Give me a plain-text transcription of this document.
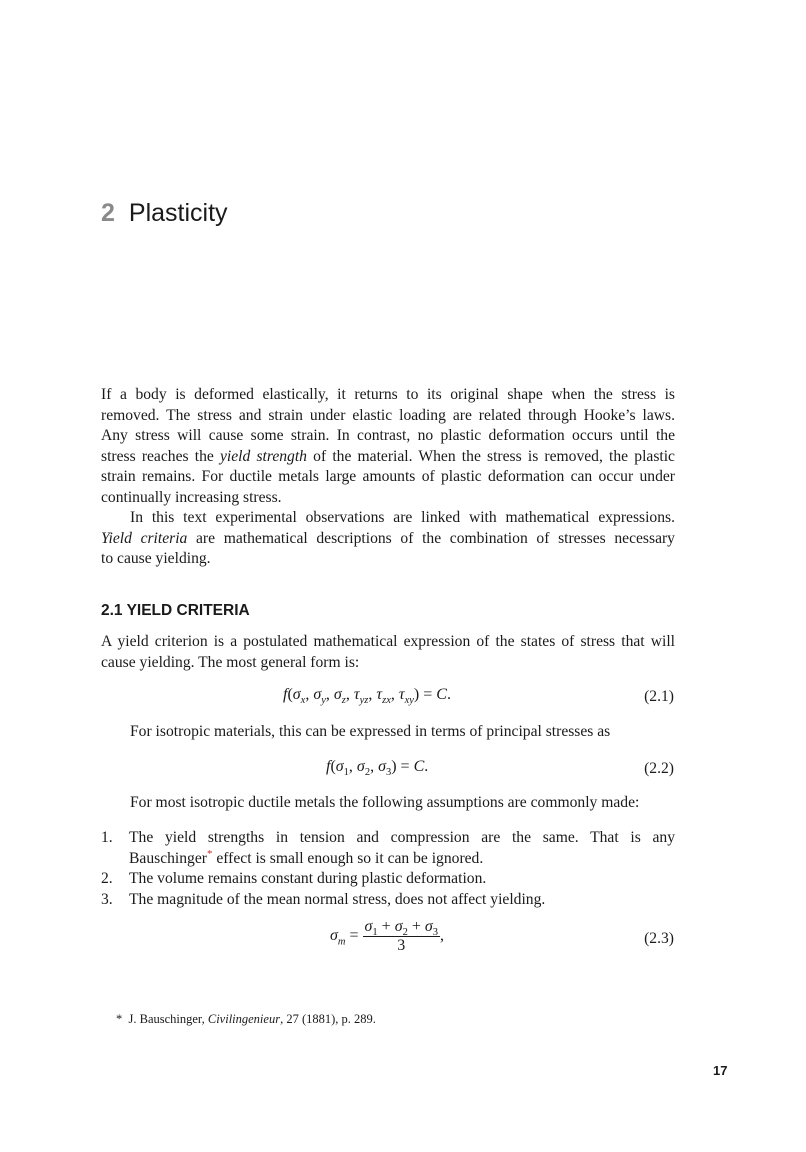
2 Plasticity
If a body is deformed elastically, it returns to its original shape when the stress is
removed. The stress and strain under elastic loading are related through Hooke’s laws.
Any stress will cause some strain. In contrast, no plastic deformation occurs until the
stress reaches the yield strength of the material. When the stress is removed, the plastic
strain remains. For ductile metals large amounts of plastic deformation can occur under
continually increasing stress.
In this text experimental observations are linked with mathematical expressions.
Yield criteria are mathematical descriptions of the combination of stresses necessary
to cause yielding.
2.1 YIELD CRITERIA
A yield criterion is a postulated mathematical expression of the states of stress that will
cause yielding. The most general form is:
$f(\sigma_x$, $\sigma_y$, $\sigma_z$, $\tau_{yz}$, $\tau_{zx}$, $\tau_{xy}) = C$.	(2.1)
For isotropic materials, this can be expressed in terms of principal stresses as
$f(\sigma_1$, $\sigma_2$, $\sigma_3) = C$.	(2.2)
For most isotropic ductile metals the following assumptions are commonly made:
1. The yield strengths in tension and compression are the same. That is any
Bauschinger* effect is small enough so it can be ignored.
2. The volume remains constant during plastic deformation.
3. The magnitude of the mean normal stress, does not affect yielding.
$\sigma_m = \frac{\sigma_1 + \sigma_2 + \sigma_3}{3}$ ,	(2.3)
* J. Bauschinger, Civilingenieur, 27 (1881), p. 289.
17
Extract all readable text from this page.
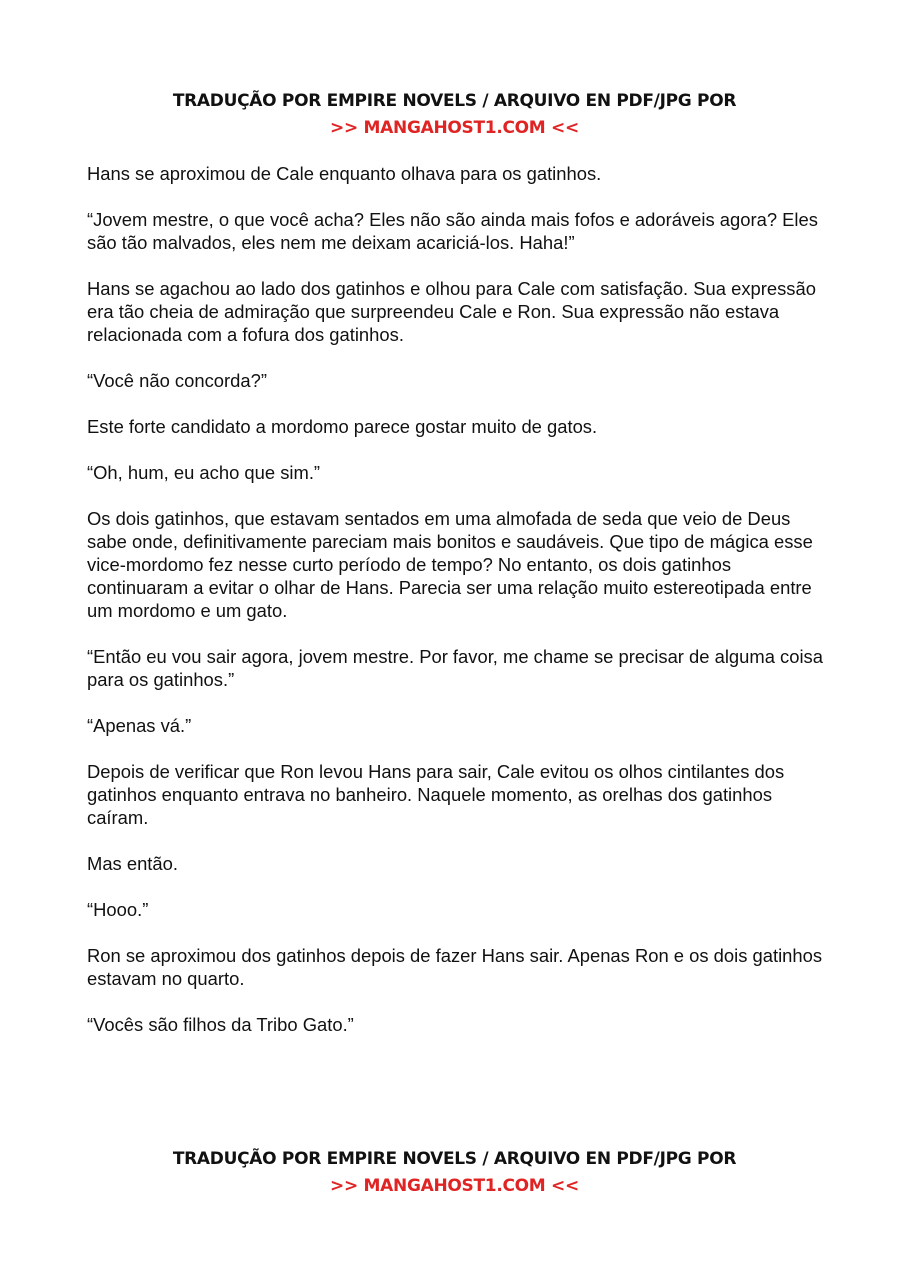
TRADUÇÃO POR EMPIRE NOVELS / ARQUIVO EN PDF/JPG POR
>> MANGAHOST1.COM <<

Hans se aproximou de Cale enquanto olhava para os gatinhos.

“Jovem mestre, o que você acha? Eles não são ainda mais fofos e adoráveis agora? Eles são tão malvados, eles nem me deixam acariciá-los. Haha!”

Hans se agachou ao lado dos gatinhos e olhou para Cale com satisfação. Sua expressão era tão cheia de admiração que surpreendeu Cale e Ron. Sua expressão não estava relacionada com a fofura dos gatinhos.

“Você não concorda?”

Este forte candidato a mordomo parece gostar muito de gatos.

“Oh, hum, eu acho que sim.”

Os dois gatinhos, que estavam sentados em uma almofada de seda que veio de Deus sabe onde, definitivamente pareciam mais bonitos e saudáveis. Que tipo de mágica esse vice-mordomo fez nesse curto período de tempo? No entanto, os dois gatinhos continuaram a evitar o olhar de Hans. Parecia ser uma relação muito estereotipada entre um mordomo e um gato.

“Então eu vou sair agora, jovem mestre. Por favor, me chame se precisar de alguma coisa para os gatinhos.”

“Apenas vá.”

Depois de verificar que Ron levou Hans para sair, Cale evitou os olhos cintilantes dos gatinhos enquanto entrava no banheiro. Naquele momento, as orelhas dos gatinhos caíram.

Mas então.

“Hooo.”

Ron se aproximou dos gatinhos depois de fazer Hans sair. Apenas Ron e os dois gatinhos estavam no quarto.

“Vocês são filhos da Tribo Gato.”

TRADUÇÃO POR EMPIRE NOVELS / ARQUIVO EN PDF/JPG POR
>> MANGAHOST1.COM <<
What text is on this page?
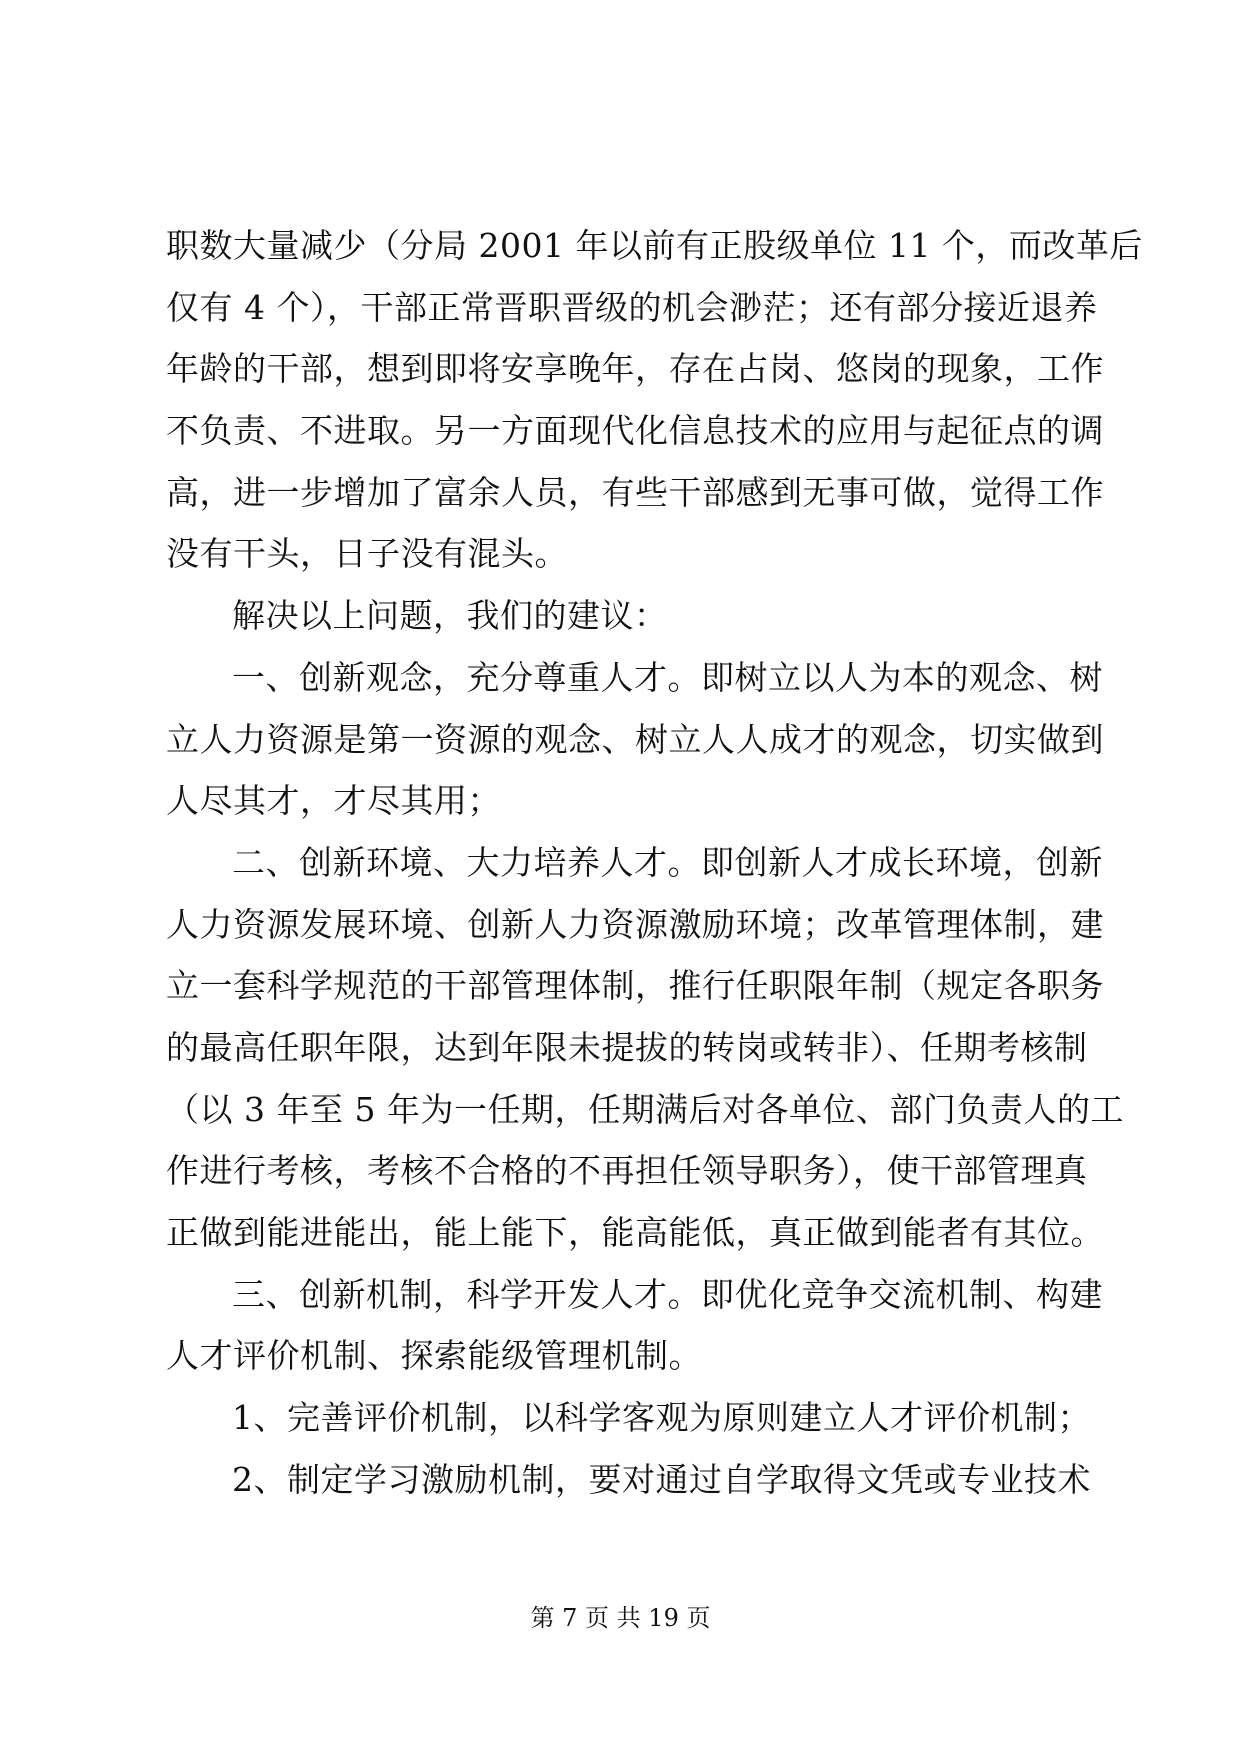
职数大量减少（分局 2001 年以前有正股级单位 11 个，而改革后
仅有 4 个），干部正常晋职晋级的机会渺茫；还有部分接近退养
年龄的干部，想到即将安享晚年，存在占岗、悠岗的现象，工作
不负责、不进取。另一方面现代化信息技术的应用与起征点的调
高，进一步增加了富余人员，有些干部感到无事可做，觉得工作
没有干头，日子没有混头。
解决以上问题，我们的建议：
一、创新观念，充分尊重人才。即树立以人为本的观念、树
立人力资源是第一资源的观念、树立人人成才的观念，切实做到
人尽其才，才尽其用；
二、创新环境、大力培养人才。即创新人才成长环境，创新
人力资源发展环境、创新人力资源激励环境；改革管理体制，建
立一套科学规范的干部管理体制，推行任职限年制（规定各职务
的最高任职年限，达到年限未提拔的转岗或转非）、任期考核制
（以 3 年至 5 年为一任期，任期满后对各单位、部门负责人的工
作进行考核，考核不合格的不再担任领导职务），使干部管理真
正做到能进能出，能上能下，能高能低，真正做到能者有其位。
三、创新机制，科学开发人才。即优化竞争交流机制、构建
人才评价机制、探索能级管理机制。
1、完善评价机制，以科学客观为原则建立人才评价机制；
2、制定学习激励机制，要对通过自学取得文凭或专业技术
第 7 页 共 19 页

====

__TO BE DONE__:
Output exactly the lines from the line with "What text is on this page?" to the last line of the records, including both, and leave every picture out.

__RESULT BELOW__:
What text is on this page?
职数大量减少（分局 2001 年以前有正股级单位 11 个，而改革后
仅有 4 个），干部正常晋职晋级的机会渺茫；还有部分接近退养
年龄的干部，想到即将安享晚年，存在占岗、悠岗的现象，工作
不负责、不进取。另一方面现代化信息技术的应用与起征点的调
高，进一步增加了富余人员，有些干部感到无事可做，觉得工作
没有干头，日子没有混头。
解决以上问题，我们的建议：
一、创新观念，充分尊重人才。即树立以人为本的观念、树
立人力资源是第一资源的观念、树立人人成才的观念，切实做到
人尽其才，才尽其用；
二、创新环境、大力培养人才。即创新人才成长环境，创新
人力资源发展环境、创新人力资源激励环境；改革管理体制，建
立一套科学规范的干部管理体制，推行任职限年制（规定各职务
的最高任职年限，达到年限未提拔的转岗或转非）、任期考核制
（以 3 年至 5 年为一任期，任期满后对各单位、部门负责人的工
作进行考核，考核不合格的不再担任领导职务），使干部管理真
正做到能进能出，能上能下，能高能低，真正做到能者有其位。
三、创新机制，科学开发人才。即优化竞争交流机制、构建
人才评价机制、探索能级管理机制。
1、完善评价机制，以科学客观为原则建立人才评价机制；
2、制定学习激励机制，要对通过自学取得文凭或专业技术
第 7 页 共 19 页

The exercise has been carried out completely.